Collected data entries:
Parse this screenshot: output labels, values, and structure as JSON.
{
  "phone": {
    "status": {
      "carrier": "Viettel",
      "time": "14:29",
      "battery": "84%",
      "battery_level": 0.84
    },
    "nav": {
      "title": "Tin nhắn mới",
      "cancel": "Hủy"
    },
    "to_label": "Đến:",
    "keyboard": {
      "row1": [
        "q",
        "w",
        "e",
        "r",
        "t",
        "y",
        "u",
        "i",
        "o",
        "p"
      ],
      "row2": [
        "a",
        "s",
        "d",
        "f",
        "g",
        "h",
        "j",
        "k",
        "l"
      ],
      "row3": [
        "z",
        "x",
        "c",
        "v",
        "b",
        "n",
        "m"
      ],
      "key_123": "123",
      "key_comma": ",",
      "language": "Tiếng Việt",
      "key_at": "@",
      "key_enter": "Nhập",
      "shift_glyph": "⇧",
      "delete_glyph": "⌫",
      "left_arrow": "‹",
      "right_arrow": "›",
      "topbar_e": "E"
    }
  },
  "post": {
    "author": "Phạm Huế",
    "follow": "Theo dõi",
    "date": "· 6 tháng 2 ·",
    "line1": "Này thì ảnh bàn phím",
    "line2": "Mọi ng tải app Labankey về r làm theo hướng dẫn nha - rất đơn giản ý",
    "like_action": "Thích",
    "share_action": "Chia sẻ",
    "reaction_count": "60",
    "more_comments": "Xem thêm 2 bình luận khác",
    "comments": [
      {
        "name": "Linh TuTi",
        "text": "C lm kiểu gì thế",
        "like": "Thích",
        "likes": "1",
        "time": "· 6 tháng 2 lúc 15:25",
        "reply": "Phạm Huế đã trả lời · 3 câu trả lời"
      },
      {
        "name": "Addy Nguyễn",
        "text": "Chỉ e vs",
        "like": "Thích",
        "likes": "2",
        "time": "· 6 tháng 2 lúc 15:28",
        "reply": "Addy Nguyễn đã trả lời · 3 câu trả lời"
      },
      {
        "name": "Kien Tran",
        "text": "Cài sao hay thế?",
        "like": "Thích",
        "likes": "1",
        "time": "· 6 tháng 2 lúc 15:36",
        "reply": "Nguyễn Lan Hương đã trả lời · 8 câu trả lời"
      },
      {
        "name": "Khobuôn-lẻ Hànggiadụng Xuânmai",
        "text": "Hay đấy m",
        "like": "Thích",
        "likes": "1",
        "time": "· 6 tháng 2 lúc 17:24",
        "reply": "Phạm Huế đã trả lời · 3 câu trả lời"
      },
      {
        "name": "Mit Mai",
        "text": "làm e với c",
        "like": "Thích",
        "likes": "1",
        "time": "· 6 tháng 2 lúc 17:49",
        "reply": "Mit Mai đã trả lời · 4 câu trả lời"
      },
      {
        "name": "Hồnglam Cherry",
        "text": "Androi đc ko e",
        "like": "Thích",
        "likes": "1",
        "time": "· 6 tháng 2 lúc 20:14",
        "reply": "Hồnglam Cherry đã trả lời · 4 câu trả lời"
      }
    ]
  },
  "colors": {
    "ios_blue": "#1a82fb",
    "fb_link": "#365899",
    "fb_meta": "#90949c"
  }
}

▶ [Written problem]: Copy every record exactly, with nothing added or dropped.

▶ [Task result]:
Parse this screenshot: output labels, values, and structure as JSON.
{
  "phone": {
    "status": {
      "carrier": "Viettel",
      "time": "14:29",
      "battery": "84%",
      "battery_level": 0.84
    },
    "nav": {
      "title": "Tin nhắn mới",
      "cancel": "Hủy"
    },
    "to_label": "Đến:",
    "keyboard": {
      "row1": [
        "q",
        "w",
        "e",
        "r",
        "t",
        "y",
        "u",
        "i",
        "o",
        "p"
      ],
      "row2": [
        "a",
        "s",
        "d",
        "f",
        "g",
        "h",
        "j",
        "k",
        "l"
      ],
      "row3": [
        "z",
        "x",
        "c",
        "v",
        "b",
        "n",
        "m"
      ],
      "key_123": "123",
      "key_comma": ",",
      "language": "Tiếng Việt",
      "key_at": "@",
      "key_enter": "Nhập",
      "shift_glyph": "⇧",
      "delete_glyph": "⌫",
      "left_arrow": "‹",
      "right_arrow": "›",
      "topbar_e": "E"
    }
  },
  "post": {
    "author": "Phạm Huế",
    "follow": "Theo dõi",
    "date": "· 6 tháng 2 ·",
    "line1": "Này thì ảnh bàn phím",
    "line2": "Mọi ng tải app Labankey về r làm theo hướng dẫn nha - rất đơn giản ý",
    "like_action": "Thích",
    "share_action": "Chia sẻ",
    "reaction_count": "60",
    "more_comments": "Xem thêm 2 bình luận khác",
    "comments": [
      {
        "name": "Linh TuTi",
        "text": "C lm kiểu gì thế",
        "like": "Thích",
        "likes": "1",
        "time": "· 6 tháng 2 lúc 15:25",
        "reply": "Phạm Huế đã trả lời · 3 câu trả lời"
      },
      {
        "name": "Addy Nguyễn",
        "text": "Chỉ e vs",
        "like": "Thích",
        "likes": "2",
        "time": "· 6 tháng 2 lúc 15:28",
        "reply": "Addy Nguyễn đã trả lời · 3 câu trả lời"
      },
      {
        "name": "Kien Tran",
        "text": "Cài sao hay thế?",
        "like": "Thích",
        "likes": "1",
        "time": "· 6 tháng 2 lúc 15:36",
        "reply": "Nguyễn Lan Hương đã trả lời · 8 câu trả lời"
      },
      {
        "name": "Khobuôn-lẻ Hànggiadụng Xuânmai",
        "text": "Hay đấy m",
        "like": "Thích",
        "likes": "1",
        "time": "· 6 tháng 2 lúc 17:24",
        "reply": "Phạm Huế đã trả lời · 3 câu trả lời"
      },
      {
        "name": "Mit Mai",
        "text": "làm e với c",
        "like": "Thích",
        "likes": "1",
        "time": "· 6 tháng 2 lúc 17:49",
        "reply": "Mit Mai đã trả lời · 4 câu trả lời"
      },
      {
        "name": "Hồnglam Cherry",
        "text": "Androi đc ko e",
        "like": "Thích",
        "likes": "1",
        "time": "· 6 tháng 2 lúc 20:14",
        "reply": "Hồnglam Cherry đã trả lời · 4 câu trả lời"
      }
    ]
  },
  "colors": {
    "ios_blue": "#1a82fb",
    "fb_link": "#365899",
    "fb_meta": "#90949c"
  }
}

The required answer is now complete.